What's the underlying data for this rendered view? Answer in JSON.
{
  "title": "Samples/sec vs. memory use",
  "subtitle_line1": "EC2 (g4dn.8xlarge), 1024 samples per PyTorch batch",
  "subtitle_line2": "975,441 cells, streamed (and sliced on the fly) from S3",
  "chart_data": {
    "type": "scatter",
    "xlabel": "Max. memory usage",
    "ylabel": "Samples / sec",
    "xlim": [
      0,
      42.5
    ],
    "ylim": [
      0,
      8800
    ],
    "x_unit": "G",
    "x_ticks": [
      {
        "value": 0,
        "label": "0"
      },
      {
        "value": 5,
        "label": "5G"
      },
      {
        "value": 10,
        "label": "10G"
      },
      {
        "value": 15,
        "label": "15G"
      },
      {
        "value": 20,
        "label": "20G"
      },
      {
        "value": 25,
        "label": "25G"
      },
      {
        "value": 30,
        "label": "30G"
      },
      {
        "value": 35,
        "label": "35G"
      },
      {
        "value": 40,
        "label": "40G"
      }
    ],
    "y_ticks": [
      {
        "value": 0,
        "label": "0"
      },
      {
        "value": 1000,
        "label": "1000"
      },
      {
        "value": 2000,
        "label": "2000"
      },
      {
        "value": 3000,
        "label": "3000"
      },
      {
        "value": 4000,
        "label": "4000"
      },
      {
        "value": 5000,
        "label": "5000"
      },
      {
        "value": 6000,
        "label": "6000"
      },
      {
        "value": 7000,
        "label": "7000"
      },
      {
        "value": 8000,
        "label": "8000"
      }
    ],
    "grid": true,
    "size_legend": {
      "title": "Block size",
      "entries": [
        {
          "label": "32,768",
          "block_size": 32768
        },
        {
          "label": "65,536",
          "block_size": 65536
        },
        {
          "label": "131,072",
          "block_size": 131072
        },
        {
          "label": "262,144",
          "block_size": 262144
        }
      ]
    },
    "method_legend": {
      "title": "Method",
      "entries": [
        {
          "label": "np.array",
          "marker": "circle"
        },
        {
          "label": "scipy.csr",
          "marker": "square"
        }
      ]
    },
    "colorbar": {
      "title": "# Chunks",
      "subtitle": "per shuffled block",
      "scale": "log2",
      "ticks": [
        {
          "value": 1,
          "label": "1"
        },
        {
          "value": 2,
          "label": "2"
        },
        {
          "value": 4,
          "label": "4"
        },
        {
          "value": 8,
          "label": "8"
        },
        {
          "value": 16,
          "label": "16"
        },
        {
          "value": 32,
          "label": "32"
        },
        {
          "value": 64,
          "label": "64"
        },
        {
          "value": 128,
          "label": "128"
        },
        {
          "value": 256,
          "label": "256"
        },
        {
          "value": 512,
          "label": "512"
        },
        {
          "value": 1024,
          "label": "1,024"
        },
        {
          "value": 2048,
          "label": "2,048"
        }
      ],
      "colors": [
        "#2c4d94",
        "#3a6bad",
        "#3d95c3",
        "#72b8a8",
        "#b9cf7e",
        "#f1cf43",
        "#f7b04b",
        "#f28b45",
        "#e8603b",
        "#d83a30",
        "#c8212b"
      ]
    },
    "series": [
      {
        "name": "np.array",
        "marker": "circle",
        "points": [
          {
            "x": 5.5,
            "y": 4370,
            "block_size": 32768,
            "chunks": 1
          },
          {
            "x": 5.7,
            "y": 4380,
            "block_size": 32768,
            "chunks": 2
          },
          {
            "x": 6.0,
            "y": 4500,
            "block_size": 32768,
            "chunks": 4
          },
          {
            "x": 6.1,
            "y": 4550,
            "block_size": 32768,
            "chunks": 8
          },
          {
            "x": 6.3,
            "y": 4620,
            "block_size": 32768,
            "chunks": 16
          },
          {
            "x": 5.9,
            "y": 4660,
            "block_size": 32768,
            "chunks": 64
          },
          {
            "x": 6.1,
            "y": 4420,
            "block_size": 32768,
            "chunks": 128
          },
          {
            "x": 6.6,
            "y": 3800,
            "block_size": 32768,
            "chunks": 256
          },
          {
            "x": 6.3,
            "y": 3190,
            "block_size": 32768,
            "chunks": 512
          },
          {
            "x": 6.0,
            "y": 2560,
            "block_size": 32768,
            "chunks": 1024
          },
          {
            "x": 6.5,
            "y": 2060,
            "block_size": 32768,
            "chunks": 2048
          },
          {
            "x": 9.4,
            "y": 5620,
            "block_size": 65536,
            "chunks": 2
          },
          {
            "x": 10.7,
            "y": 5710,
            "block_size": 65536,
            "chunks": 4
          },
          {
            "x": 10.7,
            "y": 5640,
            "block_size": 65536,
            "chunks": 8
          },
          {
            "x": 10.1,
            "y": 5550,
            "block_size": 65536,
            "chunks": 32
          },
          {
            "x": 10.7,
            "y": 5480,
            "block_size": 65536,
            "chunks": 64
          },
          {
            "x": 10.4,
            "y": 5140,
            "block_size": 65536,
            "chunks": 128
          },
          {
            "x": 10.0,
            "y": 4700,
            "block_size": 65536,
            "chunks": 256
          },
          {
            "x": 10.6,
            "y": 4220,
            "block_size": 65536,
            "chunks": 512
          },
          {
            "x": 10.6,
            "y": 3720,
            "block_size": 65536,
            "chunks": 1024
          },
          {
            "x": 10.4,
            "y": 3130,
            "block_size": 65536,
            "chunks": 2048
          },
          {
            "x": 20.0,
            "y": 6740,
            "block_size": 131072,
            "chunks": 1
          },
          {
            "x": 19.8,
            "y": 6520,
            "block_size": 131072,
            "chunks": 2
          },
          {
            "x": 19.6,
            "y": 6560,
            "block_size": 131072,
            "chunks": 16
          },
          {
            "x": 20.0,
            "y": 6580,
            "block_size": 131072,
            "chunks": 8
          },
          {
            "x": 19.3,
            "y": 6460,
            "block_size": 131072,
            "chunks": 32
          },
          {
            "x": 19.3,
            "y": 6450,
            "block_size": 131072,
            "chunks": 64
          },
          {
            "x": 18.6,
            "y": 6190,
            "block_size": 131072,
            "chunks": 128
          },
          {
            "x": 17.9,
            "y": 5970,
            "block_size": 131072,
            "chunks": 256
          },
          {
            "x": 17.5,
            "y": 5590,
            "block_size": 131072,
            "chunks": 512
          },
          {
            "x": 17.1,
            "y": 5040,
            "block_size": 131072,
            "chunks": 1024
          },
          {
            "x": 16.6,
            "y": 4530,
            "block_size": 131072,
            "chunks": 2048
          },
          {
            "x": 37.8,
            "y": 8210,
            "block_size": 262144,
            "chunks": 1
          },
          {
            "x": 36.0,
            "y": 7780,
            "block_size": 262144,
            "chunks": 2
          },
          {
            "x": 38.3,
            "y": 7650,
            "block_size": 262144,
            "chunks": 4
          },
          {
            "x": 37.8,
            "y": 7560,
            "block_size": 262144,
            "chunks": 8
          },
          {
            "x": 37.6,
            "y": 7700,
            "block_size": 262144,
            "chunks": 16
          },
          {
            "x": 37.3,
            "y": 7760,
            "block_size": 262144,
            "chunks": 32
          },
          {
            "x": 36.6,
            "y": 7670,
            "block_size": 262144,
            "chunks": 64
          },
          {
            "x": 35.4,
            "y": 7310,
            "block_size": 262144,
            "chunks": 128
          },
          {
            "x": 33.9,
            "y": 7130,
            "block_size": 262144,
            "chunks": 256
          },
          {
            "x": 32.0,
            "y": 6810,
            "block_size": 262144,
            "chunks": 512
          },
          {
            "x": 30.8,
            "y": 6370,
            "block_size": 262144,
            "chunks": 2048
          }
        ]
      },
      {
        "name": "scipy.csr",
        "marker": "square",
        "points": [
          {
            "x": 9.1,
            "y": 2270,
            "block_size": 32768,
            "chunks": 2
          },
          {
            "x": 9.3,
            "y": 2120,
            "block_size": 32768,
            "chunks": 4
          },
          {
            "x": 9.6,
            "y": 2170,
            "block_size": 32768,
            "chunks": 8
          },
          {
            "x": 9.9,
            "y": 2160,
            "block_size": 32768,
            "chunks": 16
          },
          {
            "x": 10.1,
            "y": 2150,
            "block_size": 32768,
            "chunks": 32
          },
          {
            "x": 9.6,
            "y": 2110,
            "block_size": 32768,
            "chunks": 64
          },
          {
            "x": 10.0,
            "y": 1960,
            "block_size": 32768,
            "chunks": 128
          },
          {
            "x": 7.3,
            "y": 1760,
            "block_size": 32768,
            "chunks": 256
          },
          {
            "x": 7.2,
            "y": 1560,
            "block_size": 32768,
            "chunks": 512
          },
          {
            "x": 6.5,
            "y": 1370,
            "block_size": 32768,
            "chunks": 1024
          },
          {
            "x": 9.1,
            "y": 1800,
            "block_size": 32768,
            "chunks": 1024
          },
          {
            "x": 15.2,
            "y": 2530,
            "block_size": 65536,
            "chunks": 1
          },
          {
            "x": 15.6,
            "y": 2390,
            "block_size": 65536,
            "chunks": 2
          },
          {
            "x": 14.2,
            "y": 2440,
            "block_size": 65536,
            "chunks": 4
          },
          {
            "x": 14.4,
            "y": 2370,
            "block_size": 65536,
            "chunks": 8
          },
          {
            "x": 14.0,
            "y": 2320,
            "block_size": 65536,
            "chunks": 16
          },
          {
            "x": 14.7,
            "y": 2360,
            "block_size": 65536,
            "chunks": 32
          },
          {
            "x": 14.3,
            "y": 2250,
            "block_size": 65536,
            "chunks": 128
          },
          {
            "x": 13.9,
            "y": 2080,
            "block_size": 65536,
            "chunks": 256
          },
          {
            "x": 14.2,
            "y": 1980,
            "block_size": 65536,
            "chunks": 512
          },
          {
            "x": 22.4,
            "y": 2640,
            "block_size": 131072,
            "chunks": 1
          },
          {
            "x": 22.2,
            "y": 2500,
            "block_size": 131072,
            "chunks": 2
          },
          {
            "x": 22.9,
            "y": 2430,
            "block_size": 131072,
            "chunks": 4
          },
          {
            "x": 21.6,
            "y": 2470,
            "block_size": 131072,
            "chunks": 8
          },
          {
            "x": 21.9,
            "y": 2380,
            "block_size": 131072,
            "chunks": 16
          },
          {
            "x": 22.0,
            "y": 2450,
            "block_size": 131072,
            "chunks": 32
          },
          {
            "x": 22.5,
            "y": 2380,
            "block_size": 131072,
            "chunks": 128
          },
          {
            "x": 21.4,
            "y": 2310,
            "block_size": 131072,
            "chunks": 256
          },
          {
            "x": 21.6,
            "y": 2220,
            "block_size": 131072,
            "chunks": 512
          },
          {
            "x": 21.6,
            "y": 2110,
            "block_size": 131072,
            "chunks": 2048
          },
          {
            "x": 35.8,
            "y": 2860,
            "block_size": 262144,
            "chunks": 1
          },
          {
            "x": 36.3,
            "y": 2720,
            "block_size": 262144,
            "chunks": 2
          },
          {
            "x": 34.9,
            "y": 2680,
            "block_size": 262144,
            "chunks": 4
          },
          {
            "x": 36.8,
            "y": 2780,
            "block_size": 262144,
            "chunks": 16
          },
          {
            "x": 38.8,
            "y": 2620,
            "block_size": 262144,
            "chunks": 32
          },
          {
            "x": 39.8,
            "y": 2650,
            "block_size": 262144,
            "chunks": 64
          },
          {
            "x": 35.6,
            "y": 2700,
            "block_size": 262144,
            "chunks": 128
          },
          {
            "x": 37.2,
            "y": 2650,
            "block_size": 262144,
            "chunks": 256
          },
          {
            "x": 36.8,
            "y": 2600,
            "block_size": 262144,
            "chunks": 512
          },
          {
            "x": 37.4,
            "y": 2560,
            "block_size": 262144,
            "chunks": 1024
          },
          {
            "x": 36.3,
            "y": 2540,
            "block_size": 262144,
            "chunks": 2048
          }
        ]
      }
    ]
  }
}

******************************

WHAT THE EXERCISE ASKS.
Show, from the material above, each line that includes the string "marker".

EXERCISE SOLUTION.
          "marker": "circle"
          "marker": "square"
        "marker": "circle",
        "marker": "square",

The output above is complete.